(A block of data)
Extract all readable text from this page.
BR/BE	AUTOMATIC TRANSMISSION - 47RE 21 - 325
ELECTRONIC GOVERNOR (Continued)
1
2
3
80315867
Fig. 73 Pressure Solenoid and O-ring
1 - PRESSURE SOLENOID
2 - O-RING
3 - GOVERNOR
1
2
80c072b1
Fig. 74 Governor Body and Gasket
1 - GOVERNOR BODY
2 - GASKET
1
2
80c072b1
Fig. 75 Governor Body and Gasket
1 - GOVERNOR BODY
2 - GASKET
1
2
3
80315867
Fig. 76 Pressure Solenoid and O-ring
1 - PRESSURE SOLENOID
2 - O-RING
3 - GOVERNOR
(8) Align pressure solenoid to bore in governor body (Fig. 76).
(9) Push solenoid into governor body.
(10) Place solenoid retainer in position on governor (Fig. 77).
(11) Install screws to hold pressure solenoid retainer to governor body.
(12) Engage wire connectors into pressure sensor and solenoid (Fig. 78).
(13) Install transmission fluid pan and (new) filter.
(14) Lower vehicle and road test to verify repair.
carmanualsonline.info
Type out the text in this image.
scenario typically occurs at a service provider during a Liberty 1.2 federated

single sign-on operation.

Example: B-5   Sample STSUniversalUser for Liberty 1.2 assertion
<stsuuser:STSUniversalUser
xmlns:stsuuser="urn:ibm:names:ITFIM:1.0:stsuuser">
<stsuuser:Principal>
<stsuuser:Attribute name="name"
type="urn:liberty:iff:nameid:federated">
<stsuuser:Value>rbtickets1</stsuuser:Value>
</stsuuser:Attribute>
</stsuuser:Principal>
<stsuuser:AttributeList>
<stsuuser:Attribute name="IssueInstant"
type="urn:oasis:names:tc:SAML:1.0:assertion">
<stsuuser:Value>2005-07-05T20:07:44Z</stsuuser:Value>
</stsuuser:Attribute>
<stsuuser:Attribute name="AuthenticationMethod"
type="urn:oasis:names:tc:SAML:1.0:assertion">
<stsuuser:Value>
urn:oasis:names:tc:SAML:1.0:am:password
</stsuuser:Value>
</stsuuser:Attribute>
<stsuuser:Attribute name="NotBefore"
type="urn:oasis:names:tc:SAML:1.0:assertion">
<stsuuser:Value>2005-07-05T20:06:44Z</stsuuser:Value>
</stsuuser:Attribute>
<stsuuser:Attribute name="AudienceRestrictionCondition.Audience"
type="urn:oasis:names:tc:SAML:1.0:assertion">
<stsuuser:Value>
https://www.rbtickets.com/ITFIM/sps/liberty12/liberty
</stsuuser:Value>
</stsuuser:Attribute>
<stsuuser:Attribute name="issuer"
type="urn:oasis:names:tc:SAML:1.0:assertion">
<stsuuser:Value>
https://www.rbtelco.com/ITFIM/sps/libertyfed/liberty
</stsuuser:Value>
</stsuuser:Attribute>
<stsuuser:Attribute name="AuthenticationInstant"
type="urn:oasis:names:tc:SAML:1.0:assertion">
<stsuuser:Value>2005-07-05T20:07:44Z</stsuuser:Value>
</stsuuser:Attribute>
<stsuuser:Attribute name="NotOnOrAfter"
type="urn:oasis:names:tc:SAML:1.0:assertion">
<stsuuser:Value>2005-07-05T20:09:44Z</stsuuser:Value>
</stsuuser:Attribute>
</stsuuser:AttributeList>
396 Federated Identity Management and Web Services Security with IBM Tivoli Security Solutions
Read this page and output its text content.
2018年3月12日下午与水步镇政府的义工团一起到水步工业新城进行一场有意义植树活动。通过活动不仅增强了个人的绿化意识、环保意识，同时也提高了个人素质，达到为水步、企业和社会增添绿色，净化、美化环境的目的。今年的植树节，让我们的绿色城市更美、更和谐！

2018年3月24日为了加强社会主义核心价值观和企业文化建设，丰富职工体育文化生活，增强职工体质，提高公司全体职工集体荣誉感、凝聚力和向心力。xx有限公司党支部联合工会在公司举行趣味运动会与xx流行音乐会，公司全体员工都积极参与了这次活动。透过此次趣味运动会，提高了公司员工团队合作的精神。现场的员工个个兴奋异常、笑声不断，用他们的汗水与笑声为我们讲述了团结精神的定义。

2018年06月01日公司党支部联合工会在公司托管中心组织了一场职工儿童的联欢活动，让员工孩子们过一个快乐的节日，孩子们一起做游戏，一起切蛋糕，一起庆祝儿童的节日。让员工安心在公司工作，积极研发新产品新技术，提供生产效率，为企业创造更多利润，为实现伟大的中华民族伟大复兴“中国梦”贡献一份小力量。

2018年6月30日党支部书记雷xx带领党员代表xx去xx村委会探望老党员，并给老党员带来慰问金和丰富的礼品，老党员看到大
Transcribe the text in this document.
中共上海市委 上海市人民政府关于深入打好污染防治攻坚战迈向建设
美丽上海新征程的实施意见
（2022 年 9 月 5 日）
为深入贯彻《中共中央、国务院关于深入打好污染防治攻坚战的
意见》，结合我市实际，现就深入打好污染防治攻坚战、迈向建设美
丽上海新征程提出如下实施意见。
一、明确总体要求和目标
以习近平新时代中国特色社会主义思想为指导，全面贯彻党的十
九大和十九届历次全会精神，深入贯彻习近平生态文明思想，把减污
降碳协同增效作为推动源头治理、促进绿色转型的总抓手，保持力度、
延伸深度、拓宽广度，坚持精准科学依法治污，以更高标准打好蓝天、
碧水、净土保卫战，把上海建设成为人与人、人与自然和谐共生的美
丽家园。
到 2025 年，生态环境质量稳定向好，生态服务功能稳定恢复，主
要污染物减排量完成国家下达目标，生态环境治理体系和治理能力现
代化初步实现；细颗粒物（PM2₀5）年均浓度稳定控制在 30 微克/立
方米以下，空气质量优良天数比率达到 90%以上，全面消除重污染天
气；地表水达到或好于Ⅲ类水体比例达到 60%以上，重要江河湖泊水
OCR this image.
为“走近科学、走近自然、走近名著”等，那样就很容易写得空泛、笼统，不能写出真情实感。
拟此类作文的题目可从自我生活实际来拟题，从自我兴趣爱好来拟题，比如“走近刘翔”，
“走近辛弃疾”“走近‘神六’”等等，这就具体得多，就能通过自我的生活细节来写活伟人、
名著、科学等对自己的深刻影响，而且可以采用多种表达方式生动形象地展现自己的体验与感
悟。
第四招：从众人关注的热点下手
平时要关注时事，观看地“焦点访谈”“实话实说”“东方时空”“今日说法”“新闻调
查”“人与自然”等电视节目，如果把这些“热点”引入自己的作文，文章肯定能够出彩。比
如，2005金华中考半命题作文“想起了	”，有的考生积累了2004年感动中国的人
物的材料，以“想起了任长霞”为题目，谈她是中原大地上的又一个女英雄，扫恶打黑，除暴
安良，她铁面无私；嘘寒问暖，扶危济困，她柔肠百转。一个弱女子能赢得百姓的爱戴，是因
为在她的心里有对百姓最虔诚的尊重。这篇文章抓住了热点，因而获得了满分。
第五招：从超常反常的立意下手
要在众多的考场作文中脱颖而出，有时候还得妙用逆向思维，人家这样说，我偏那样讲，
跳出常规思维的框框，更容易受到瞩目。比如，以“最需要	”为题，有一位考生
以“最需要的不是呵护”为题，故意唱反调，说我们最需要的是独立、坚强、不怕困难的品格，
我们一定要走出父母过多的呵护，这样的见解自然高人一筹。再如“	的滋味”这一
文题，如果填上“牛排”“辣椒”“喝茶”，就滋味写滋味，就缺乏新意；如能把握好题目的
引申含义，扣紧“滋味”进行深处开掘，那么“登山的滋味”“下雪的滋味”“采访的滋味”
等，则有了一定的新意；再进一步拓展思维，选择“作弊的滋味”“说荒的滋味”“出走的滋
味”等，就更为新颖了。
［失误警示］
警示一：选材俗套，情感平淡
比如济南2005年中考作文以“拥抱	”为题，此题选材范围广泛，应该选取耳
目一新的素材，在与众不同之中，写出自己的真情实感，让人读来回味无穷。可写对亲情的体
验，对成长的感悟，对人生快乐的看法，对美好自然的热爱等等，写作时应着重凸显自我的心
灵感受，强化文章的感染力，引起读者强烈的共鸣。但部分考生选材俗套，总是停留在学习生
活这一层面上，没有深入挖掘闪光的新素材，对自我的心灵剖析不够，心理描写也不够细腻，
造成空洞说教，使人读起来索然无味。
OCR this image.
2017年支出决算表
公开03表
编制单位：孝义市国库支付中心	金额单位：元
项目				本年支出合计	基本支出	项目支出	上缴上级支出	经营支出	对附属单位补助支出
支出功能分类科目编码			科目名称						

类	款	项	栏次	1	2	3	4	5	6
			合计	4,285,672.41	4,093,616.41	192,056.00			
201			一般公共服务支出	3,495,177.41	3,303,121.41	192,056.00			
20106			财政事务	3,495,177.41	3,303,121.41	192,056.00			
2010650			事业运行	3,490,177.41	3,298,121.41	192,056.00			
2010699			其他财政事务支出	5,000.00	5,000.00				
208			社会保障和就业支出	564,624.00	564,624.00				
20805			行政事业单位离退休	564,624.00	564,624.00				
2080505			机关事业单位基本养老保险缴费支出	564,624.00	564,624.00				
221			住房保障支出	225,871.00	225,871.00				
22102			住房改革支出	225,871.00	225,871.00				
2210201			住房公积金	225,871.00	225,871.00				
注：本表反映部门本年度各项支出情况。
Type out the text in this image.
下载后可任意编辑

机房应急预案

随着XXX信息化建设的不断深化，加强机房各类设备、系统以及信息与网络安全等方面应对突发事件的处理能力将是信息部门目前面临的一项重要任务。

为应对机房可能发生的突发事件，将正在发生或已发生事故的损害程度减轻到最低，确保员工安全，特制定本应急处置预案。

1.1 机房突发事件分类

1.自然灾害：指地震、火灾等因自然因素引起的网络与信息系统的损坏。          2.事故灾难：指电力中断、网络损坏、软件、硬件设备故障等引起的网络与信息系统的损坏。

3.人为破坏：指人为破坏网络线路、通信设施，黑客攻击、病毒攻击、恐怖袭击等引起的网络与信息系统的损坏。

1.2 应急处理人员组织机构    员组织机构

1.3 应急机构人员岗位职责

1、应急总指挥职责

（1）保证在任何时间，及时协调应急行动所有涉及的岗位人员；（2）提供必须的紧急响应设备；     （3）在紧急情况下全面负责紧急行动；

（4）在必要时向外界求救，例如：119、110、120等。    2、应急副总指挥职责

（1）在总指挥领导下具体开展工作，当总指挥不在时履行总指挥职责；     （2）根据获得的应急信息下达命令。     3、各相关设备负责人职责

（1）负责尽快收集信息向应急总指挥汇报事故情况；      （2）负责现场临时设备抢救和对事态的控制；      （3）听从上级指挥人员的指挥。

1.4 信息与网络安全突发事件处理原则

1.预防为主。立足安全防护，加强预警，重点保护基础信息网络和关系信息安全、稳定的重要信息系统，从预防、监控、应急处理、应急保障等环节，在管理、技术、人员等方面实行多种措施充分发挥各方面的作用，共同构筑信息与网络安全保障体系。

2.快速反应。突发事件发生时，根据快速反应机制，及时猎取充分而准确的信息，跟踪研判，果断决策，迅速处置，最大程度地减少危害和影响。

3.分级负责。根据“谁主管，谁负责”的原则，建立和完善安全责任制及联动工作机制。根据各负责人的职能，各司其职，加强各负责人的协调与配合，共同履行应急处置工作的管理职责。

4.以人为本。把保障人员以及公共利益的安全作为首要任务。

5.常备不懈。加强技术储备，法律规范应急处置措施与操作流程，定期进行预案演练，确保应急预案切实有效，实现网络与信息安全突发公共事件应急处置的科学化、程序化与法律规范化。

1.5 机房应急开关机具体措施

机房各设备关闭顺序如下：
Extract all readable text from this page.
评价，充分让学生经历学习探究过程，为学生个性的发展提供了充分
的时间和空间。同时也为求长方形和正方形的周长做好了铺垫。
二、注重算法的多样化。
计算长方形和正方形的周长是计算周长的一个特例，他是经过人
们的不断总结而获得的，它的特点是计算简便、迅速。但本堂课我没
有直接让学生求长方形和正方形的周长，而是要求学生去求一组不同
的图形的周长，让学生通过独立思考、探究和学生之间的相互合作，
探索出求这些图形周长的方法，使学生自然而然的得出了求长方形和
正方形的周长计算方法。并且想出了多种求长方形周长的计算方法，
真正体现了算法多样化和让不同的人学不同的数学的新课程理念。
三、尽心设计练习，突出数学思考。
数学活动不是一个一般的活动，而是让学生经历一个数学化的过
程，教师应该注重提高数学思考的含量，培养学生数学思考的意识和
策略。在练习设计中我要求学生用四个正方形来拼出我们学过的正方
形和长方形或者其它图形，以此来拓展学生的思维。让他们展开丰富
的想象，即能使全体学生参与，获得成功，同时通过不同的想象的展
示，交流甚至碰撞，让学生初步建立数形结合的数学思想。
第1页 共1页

To do: Using the entries above, return each line that includes the word "ITFIM".

Task output:
xmlns:stsuuser="urn:ibm:names:ITFIM:1.0:stsuuser">
https://www.rbtickets.com/ITFIM/sps/liberty12/liberty
https://www.rbtelco.com/ITFIM/sps/libertyfed/liberty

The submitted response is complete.